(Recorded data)

□ □ □ □ □

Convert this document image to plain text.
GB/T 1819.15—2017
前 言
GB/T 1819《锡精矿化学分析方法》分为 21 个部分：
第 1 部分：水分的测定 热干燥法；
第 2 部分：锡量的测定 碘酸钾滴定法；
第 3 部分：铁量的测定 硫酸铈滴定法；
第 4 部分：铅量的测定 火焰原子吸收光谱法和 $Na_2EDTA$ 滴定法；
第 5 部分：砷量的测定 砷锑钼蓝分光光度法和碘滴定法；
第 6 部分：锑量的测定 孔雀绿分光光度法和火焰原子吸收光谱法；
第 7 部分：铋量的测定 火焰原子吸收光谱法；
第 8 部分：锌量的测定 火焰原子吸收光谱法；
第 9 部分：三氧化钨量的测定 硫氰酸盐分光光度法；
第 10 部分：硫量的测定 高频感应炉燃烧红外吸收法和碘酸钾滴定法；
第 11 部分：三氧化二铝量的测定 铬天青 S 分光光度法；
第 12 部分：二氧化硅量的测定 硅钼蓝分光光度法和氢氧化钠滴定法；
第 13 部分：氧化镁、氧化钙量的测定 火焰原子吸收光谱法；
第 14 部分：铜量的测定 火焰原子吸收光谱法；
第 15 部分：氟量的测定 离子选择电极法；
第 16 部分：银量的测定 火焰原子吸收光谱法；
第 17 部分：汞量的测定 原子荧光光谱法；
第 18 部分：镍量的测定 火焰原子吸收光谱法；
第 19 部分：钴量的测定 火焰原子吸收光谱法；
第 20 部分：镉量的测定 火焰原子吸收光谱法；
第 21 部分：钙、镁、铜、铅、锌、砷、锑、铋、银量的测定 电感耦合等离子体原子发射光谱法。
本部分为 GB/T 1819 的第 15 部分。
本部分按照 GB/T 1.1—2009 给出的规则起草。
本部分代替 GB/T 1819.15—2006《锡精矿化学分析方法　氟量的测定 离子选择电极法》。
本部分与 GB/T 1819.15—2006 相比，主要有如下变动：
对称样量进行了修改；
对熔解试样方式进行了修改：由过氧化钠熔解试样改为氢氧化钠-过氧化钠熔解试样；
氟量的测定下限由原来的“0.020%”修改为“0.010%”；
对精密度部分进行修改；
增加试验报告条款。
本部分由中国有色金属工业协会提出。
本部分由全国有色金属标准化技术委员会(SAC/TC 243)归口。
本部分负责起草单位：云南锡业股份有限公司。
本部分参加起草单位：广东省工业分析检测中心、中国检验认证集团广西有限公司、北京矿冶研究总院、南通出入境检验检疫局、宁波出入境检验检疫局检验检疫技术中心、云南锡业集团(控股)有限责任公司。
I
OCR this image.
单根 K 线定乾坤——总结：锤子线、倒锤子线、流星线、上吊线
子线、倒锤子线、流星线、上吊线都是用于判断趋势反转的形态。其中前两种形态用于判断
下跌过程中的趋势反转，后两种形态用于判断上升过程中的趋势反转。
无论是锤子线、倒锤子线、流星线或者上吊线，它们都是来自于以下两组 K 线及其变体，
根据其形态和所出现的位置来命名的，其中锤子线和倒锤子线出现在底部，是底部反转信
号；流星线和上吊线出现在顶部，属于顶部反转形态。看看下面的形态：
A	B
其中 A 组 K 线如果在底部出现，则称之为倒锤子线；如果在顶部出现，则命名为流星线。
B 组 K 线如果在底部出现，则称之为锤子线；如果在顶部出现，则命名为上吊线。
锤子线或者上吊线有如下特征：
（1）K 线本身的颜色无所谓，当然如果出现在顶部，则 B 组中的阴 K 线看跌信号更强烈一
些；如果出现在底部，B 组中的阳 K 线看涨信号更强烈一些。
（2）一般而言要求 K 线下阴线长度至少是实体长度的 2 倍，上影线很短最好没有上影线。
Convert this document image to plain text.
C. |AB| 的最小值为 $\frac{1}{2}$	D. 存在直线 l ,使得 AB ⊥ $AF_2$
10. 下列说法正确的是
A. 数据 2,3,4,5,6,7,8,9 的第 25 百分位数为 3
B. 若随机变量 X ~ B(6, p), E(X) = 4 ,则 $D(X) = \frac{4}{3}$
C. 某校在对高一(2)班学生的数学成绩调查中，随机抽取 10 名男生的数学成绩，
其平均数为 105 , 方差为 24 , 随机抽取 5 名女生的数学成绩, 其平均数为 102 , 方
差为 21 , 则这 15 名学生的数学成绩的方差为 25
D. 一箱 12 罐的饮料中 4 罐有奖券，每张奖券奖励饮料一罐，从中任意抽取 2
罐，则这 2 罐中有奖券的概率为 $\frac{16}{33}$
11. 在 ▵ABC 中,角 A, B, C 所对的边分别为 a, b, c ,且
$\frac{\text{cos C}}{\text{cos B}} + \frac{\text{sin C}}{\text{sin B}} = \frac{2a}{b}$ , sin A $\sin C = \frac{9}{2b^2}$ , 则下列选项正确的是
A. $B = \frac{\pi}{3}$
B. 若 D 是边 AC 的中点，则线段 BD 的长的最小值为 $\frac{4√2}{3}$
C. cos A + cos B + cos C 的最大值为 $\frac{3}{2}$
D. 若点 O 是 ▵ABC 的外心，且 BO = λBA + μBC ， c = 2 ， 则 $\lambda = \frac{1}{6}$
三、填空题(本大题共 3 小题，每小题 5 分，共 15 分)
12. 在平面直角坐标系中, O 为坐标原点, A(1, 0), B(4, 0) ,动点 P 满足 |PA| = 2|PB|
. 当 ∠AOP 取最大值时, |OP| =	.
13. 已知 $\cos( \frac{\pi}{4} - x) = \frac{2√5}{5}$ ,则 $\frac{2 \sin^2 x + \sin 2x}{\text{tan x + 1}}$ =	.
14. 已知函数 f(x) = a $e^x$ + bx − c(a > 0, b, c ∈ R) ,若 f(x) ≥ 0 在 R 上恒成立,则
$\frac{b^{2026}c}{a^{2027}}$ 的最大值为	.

□ □ □ □ □

Task => Give a word-for-word copy of the records.

Exercise output =>
Convert this document image to plain text.
GB/T 1819.15—2017
前 言
GB/T 1819《锡精矿化学分析方法》分为 21 个部分：
第 1 部分：水分的测定 热干燥法；
第 2 部分：锡量的测定 碘酸钾滴定法；
第 3 部分：铁量的测定 硫酸铈滴定法；
第 4 部分：铅量的测定 火焰原子吸收光谱法和 $Na_2EDTA$ 滴定法；
第 5 部分：砷量的测定 砷锑钼蓝分光光度法和碘滴定法；
第 6 部分：锑量的测定 孔雀绿分光光度法和火焰原子吸收光谱法；
第 7 部分：铋量的测定 火焰原子吸收光谱法；
第 8 部分：锌量的测定 火焰原子吸收光谱法；
第 9 部分：三氧化钨量的测定 硫氰酸盐分光光度法；
第 10 部分：硫量的测定 高频感应炉燃烧红外吸收法和碘酸钾滴定法；
第 11 部分：三氧化二铝量的测定 铬天青 S 分光光度法；
第 12 部分：二氧化硅量的测定 硅钼蓝分光光度法和氢氧化钠滴定法；
第 13 部分：氧化镁、氧化钙量的测定 火焰原子吸收光谱法；
第 14 部分：铜量的测定 火焰原子吸收光谱法；
第 15 部分：氟量的测定 离子选择电极法；
第 16 部分：银量的测定 火焰原子吸收光谱法；
第 17 部分：汞量的测定 原子荧光光谱法；
第 18 部分：镍量的测定 火焰原子吸收光谱法；
第 19 部分：钴量的测定 火焰原子吸收光谱法；
第 20 部分：镉量的测定 火焰原子吸收光谱法；
第 21 部分：钙、镁、铜、铅、锌、砷、锑、铋、银量的测定 电感耦合等离子体原子发射光谱法。
本部分为 GB/T 1819 的第 15 部分。
本部分按照 GB/T 1.1—2009 给出的规则起草。
本部分代替 GB/T 1819.15—2006《锡精矿化学分析方法　氟量的测定 离子选择电极法》。
本部分与 GB/T 1819.15—2006 相比，主要有如下变动：
对称样量进行了修改；
对熔解试样方式进行了修改：由过氧化钠熔解试样改为氢氧化钠-过氧化钠熔解试样；
氟量的测定下限由原来的“0.020%”修改为“0.010%”；
对精密度部分进行修改；
增加试验报告条款。
本部分由中国有色金属工业协会提出。
本部分由全国有色金属标准化技术委员会(SAC/TC 243)归口。
本部分负责起草单位：云南锡业股份有限公司。
本部分参加起草单位：广东省工业分析检测中心、中国检验认证集团广西有限公司、北京矿冶研究总院、南通出入境检验检疫局、宁波出入境检验检疫局检验检疫技术中心、云南锡业集团(控股)有限责任公司。
I
OCR this image.
单根 K 线定乾坤——总结：锤子线、倒锤子线、流星线、上吊线
子线、倒锤子线、流星线、上吊线都是用于判断趋势反转的形态。其中前两种形态用于判断
下跌过程中的趋势反转，后两种形态用于判断上升过程中的趋势反转。
无论是锤子线、倒锤子线、流星线或者上吊线，它们都是来自于以下两组 K 线及其变体，
根据其形态和所出现的位置来命名的，其中锤子线和倒锤子线出现在底部，是底部反转信
号；流星线和上吊线出现在顶部，属于顶部反转形态。看看下面的形态：
A	B
其中 A 组 K 线如果在底部出现，则称之为倒锤子线；如果在顶部出现，则命名为流星线。
B 组 K 线如果在底部出现，则称之为锤子线；如果在顶部出现，则命名为上吊线。
锤子线或者上吊线有如下特征：
（1）K 线本身的颜色无所谓，当然如果出现在顶部，则 B 组中的阴 K 线看跌信号更强烈一
些；如果出现在底部，B 组中的阳 K 线看涨信号更强烈一些。
（2）一般而言要求 K 线下阴线长度至少是实体长度的 2 倍，上影线很短最好没有上影线。
Convert this document image to plain text.
C. |AB| 的最小值为 $\frac{1}{2}$	D. 存在直线 l ,使得 AB ⊥ $AF_2$
10. 下列说法正确的是
A. 数据 2,3,4,5,6,7,8,9 的第 25 百分位数为 3
B. 若随机变量 X ~ B(6, p), E(X) = 4 ,则 $D(X) = \frac{4}{3}$
C. 某校在对高一(2)班学生的数学成绩调查中，随机抽取 10 名男生的数学成绩，
其平均数为 105 , 方差为 24 , 随机抽取 5 名女生的数学成绩, 其平均数为 102 , 方
差为 21 , 则这 15 名学生的数学成绩的方差为 25
D. 一箱 12 罐的饮料中 4 罐有奖券，每张奖券奖励饮料一罐，从中任意抽取 2
罐，则这 2 罐中有奖券的概率为 $\frac{16}{33}$
11. 在 ▵ABC 中,角 A, B, C 所对的边分别为 a, b, c ,且
$\frac{\text{cos C}}{\text{cos B}} + \frac{\text{sin C}}{\text{sin B}} = \frac{2a}{b}$ , sin A $\sin C = \frac{9}{2b^2}$ , 则下列选项正确的是
A. $B = \frac{\pi}{3}$
B. 若 D 是边 AC 的中点，则线段 BD 的长的最小值为 $\frac{4√2}{3}$
C. cos A + cos B + cos C 的最大值为 $\frac{3}{2}$
D. 若点 O 是 ▵ABC 的外心，且 BO = λBA + μBC ， c = 2 ， 则 $\lambda = \frac{1}{6}$
三、填空题(本大题共 3 小题，每小题 5 分，共 15 分)
12. 在平面直角坐标系中, O 为坐标原点, A(1, 0), B(4, 0) ,动点 P 满足 |PA| = 2|PB|
. 当 ∠AOP 取最大值时, |OP| =	.
13. 已知 $\cos( \frac{\pi}{4} - x) = \frac{2√5}{5}$ ,则 $\frac{2 \sin^2 x + \sin 2x}{\text{tan x + 1}}$ =	.
14. 已知函数 f(x) = a $e^x$ + bx − c(a > 0, b, c ∈ R) ,若 f(x) ≥ 0 在 R 上恒成立,则
$\frac{b^{2026}c}{a^{2027}}$ 的最大值为	.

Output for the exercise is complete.